Records from a collection of figures
— START —

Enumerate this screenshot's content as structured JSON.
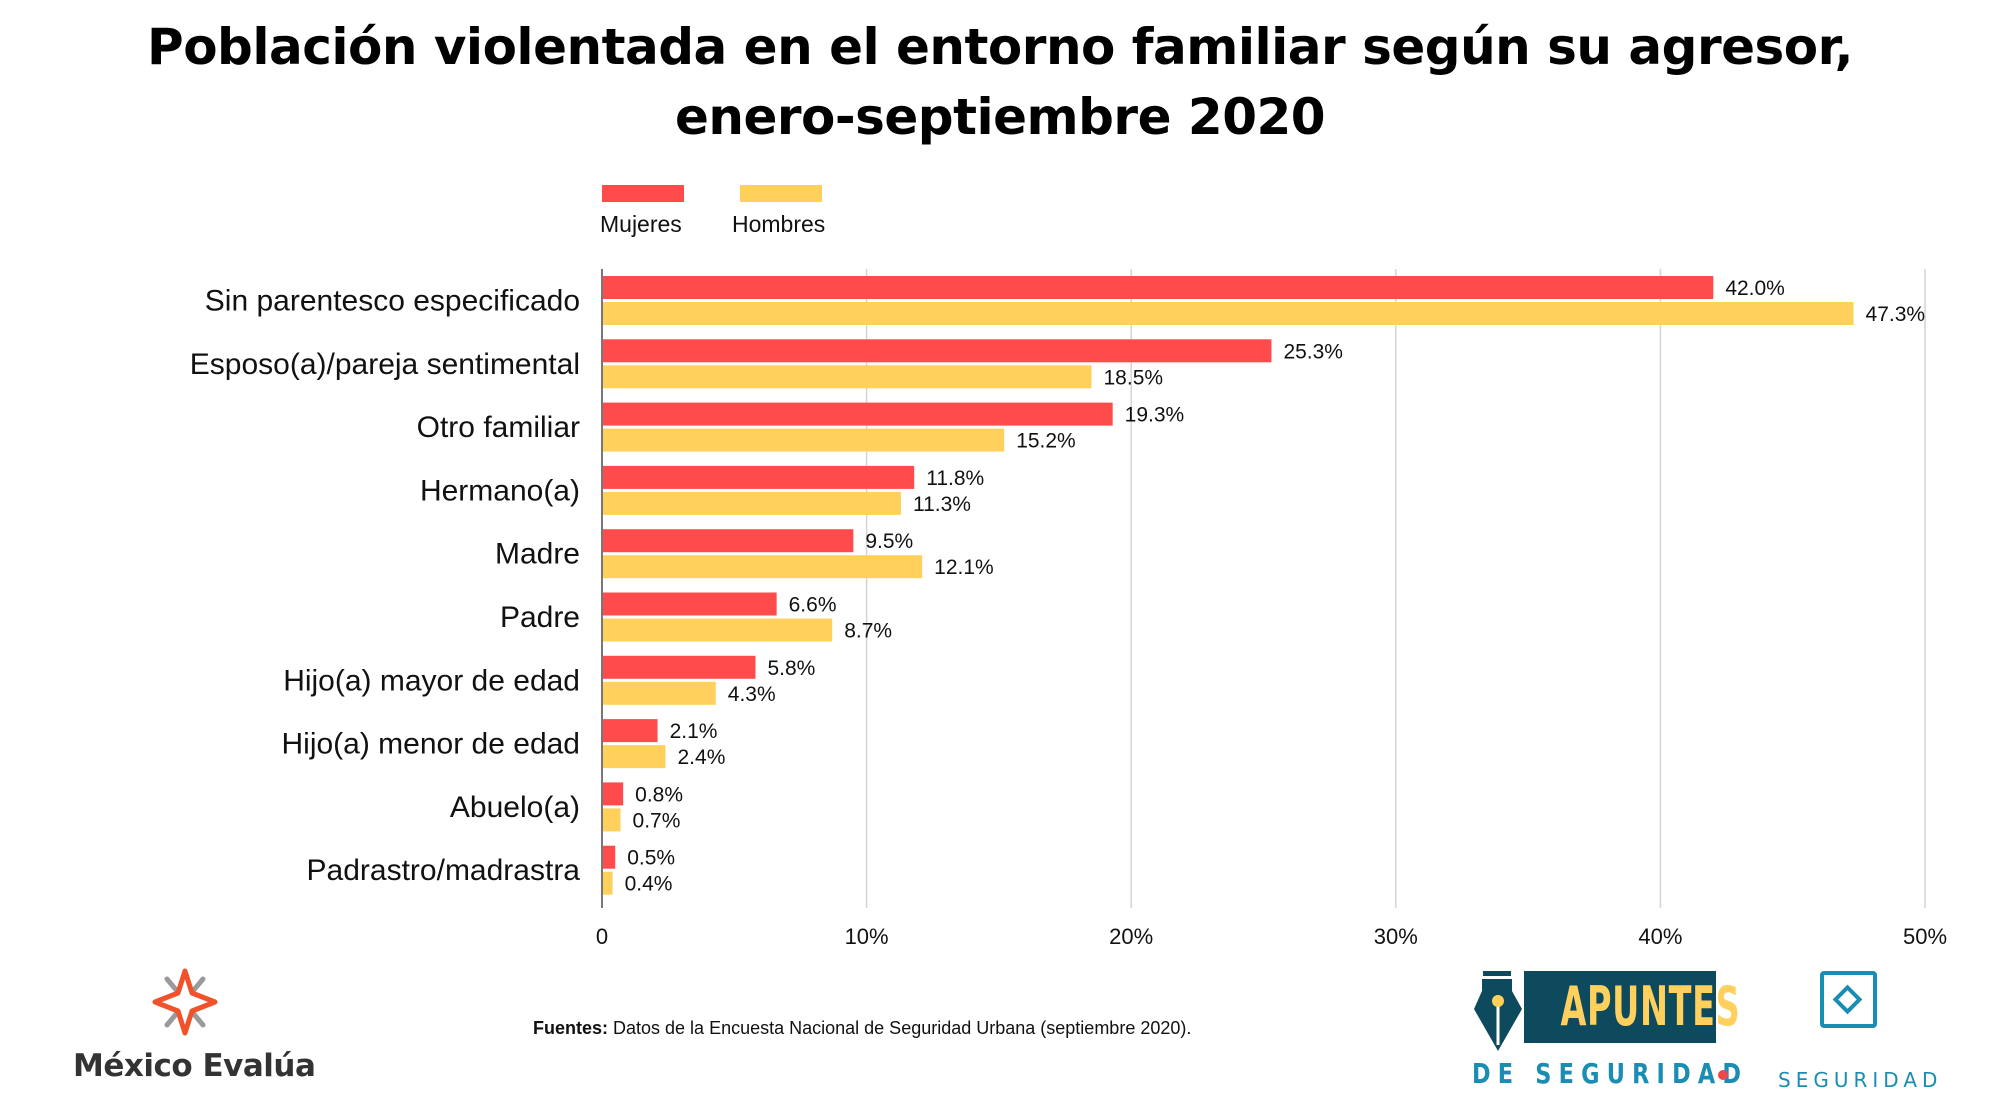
{
  "header": {
    "title_line1": "Población violentada en el entorno familiar según su agresor,",
    "title_line2": "enero-septiembre 2020"
  },
  "legend": [
    {
      "label": "Mujeres",
      "color": "#FF4B4B"
    },
    {
      "label": "Hombres",
      "color": "#FFD15C"
    }
  ],
  "chart_data": {
    "type": "bar",
    "orientation": "horizontal",
    "title": "Población violentada en el entorno familiar según su agresor, enero-septiembre 2020",
    "xlabel": "",
    "ylabel": "",
    "xlim": [
      0,
      50
    ],
    "x_ticks": [
      0,
      10,
      20,
      30,
      40,
      50
    ],
    "x_tick_labels": [
      "0",
      "10%",
      "20%",
      "30%",
      "40%",
      "50%"
    ],
    "grid": "vertical",
    "legend_position": "top-left",
    "categories": [
      "Sin parentesco especificado",
      "Esposo(a)/pareja sentimental",
      "Otro familiar",
      "Hermano(a)",
      "Madre",
      "Padre",
      "Hijo(a) mayor de edad",
      "Hijo(a) menor de edad",
      "Abuelo(a)",
      "Padrastro/madrastra"
    ],
    "series": [
      {
        "name": "Mujeres",
        "color": "#FF4B4B",
        "values": [
          42.0,
          25.3,
          19.3,
          11.8,
          9.5,
          6.6,
          5.8,
          2.1,
          0.8,
          0.5
        ],
        "labels": [
          "42.0%",
          "25.3%",
          "19.3%",
          "11.8%",
          "9.5%",
          "6.6%",
          "5.8%",
          "2.1%",
          "0.8%",
          "0.5%"
        ]
      },
      {
        "name": "Hombres",
        "color": "#FFD15C",
        "values": [
          47.3,
          18.5,
          15.2,
          11.3,
          12.1,
          8.7,
          4.3,
          2.4,
          0.7,
          0.4
        ],
        "labels": [
          "47.3%",
          "18.5%",
          "15.2%",
          "11.3%",
          "12.1%",
          "8.7%",
          "4.3%",
          "2.4%",
          "0.7%",
          "0.4%"
        ]
      }
    ]
  },
  "footer": {
    "source_bold": "Fuentes:",
    "source_text": " Datos de la Encuesta Nacional de Seguridad Urbana (septiembre 2020).",
    "logo_mexico_evalua": "México Evalúa",
    "logo_apuntes_word": "APUNTES",
    "logo_apuntes_sub": "DE SEGURIDAD",
    "logo_seguridad": "SEGURIDAD",
    "colors": {
      "evalua_orange": "#F0522B",
      "apuntes_navy": "#0E4A5E",
      "seguridad_teal": "#1A8DB3"
    }
  }
}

— END —

§ **Stated task**
Copy each line above that contains the word "septiembre".

§ **Written answer**
    "title_line2": "enero-septiembre 2020"
    "title": "Población violentada en el entorno familiar según su agresor, enero-septiembre 2020",
    "source_text": " Datos de la Encuesta Nacional de Seguridad Urbana (septiembre 2020).",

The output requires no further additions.